Exclude the pictures and reproduce the remaining data exactly as written.

Data entries:
· · · ·

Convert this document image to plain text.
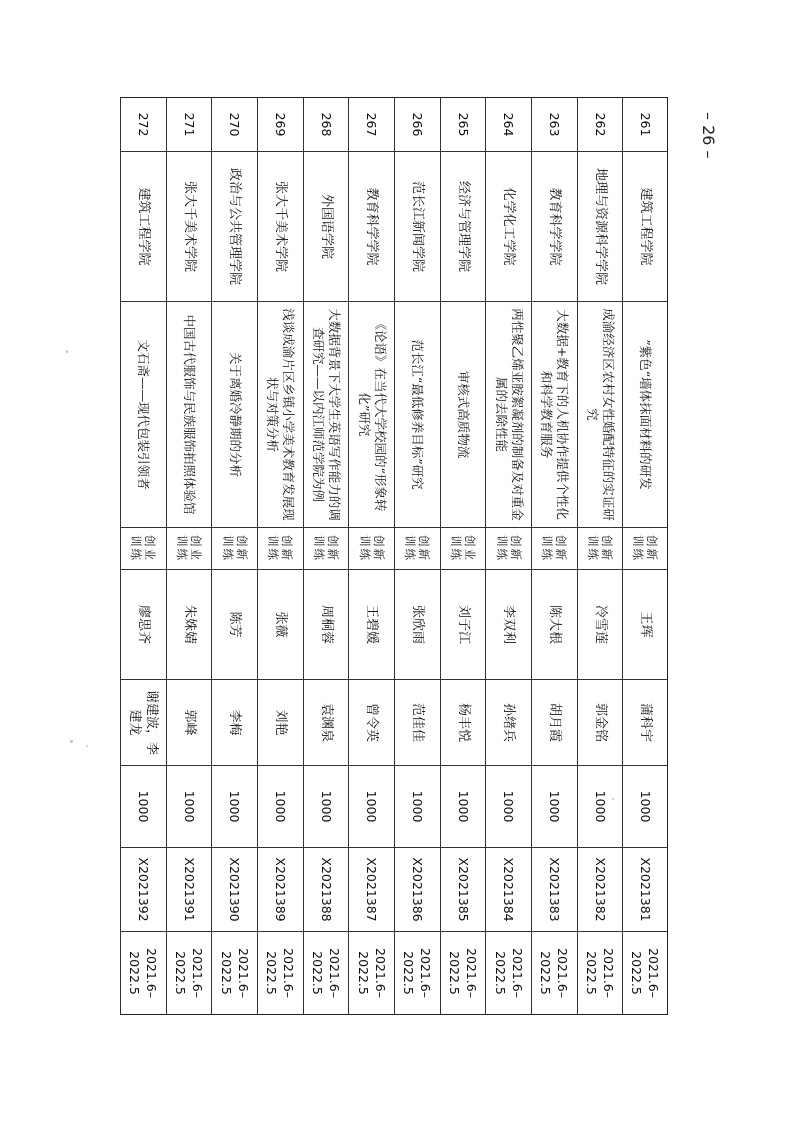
– 26 –
261
建筑工程学院
”紫色“墙体抹面材料的研发
创新训练
王珲
蒲科宇
1000
X2021381
2021.6–2022.5
262
地理与资源科学学院
成渝经济区农村女性婚配特征的实证研究
创新训练
冷雪莲
郭金铭
1000
X2021382
2021.6–2022.5
263
教育科学学院
大数据+教育下的人机协作提供个性化和科学教育服务
创新训练
陈大根
胡月霞
1000
X2021383
2021.6–2022.5
264
化学化工学院
两性聚乙烯亚胺絮凝剂的制备及对重金属的去除性能
创新训练
李双利
孙绪兵
1000
X2021384
2021.6–2022.5
265
经济与管理学院
审核式高质物流
创业训练
刘子江
杨丰悦
1000
X2021385
2021.6–2022.5
266
范长江新闻学院
范长江“最低修养目标”研究
创新训练
张欣雨
范佳佳
1000
X2021386
2021.6–2022.5
267
教育科学学院
《论语》在当代大学校园的“形象转化”研究
创新训练
王碧媛
曾令英
1000
X2021387
2021.6–2022.5
268
外国语学院
大数据背景下大学生英语写作能力的调查研究——以内江师范学院为例
创新训练
周桐蓉
袁渊泉
1000
X2021388
2021.6–2022.5
269
张大千美术学院
浅谈成渝片区乡镇小学美术教育发展现状与对策分析
创新训练
张薇
刘艳
1000
X2021389
2021.6–2022.5
270
政治与公共管理学院
关于离婚冷静期的分析
创新训练
陈芳
李梅
1000
X2021390
2021.6–2022.5
271
张大千美术学院
中国古代服饰与民族服饰拍照体验馆
创业训练
朱姝婧
郭峰
1000
X2021391
2021.6–2022.5
272
建筑工程学院
文石斋——现代包装引领者
创业训练
廖思齐
谢建波，李建龙
1000
X2021392
2021.6–2022.5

· · · ·

▸ **TASK SOLUTION**:
Convert this document image to plain text.
– 26 –
261
建筑工程学院
”紫色“墙体抹面材料的研发
创新训练
王珲
蒲科宇
1000
X2021381
2021.6–2022.5
262
地理与资源科学学院
成渝经济区农村女性婚配特征的实证研究
创新训练
冷雪莲
郭金铭
1000
X2021382
2021.6–2022.5
263
教育科学学院
大数据+教育下的人机协作提供个性化和科学教育服务
创新训练
陈大根
胡月霞
1000
X2021383
2021.6–2022.5
264
化学化工学院
两性聚乙烯亚胺絮凝剂的制备及对重金属的去除性能
创新训练
李双利
孙绪兵
1000
X2021384
2021.6–2022.5
265
经济与管理学院
审核式高质物流
创业训练
刘子江
杨丰悦
1000
X2021385
2021.6–2022.5
266
范长江新闻学院
范长江“最低修养目标”研究
创新训练
张欣雨
范佳佳
1000
X2021386
2021.6–2022.5
267
教育科学学院
《论语》在当代大学校园的“形象转化”研究
创新训练
王碧媛
曾令英
1000
X2021387
2021.6–2022.5
268
外国语学院
大数据背景下大学生英语写作能力的调查研究——以内江师范学院为例
创新训练
周桐蓉
袁渊泉
1000
X2021388
2021.6–2022.5
269
张大千美术学院
浅谈成渝片区乡镇小学美术教育发展现状与对策分析
创新训练
张薇
刘艳
1000
X2021389
2021.6–2022.5
270
政治与公共管理学院
关于离婚冷静期的分析
创新训练
陈芳
李梅
1000
X2021390
2021.6–2022.5
271
张大千美术学院
中国古代服饰与民族服饰拍照体验馆
创业训练
朱姝婧
郭峰
1000
X2021391
2021.6–2022.5
272
建筑工程学院
文石斋——现代包装引领者
创业训练
廖思齐
谢建波，李建龙
1000
X2021392
2021.6–2022.5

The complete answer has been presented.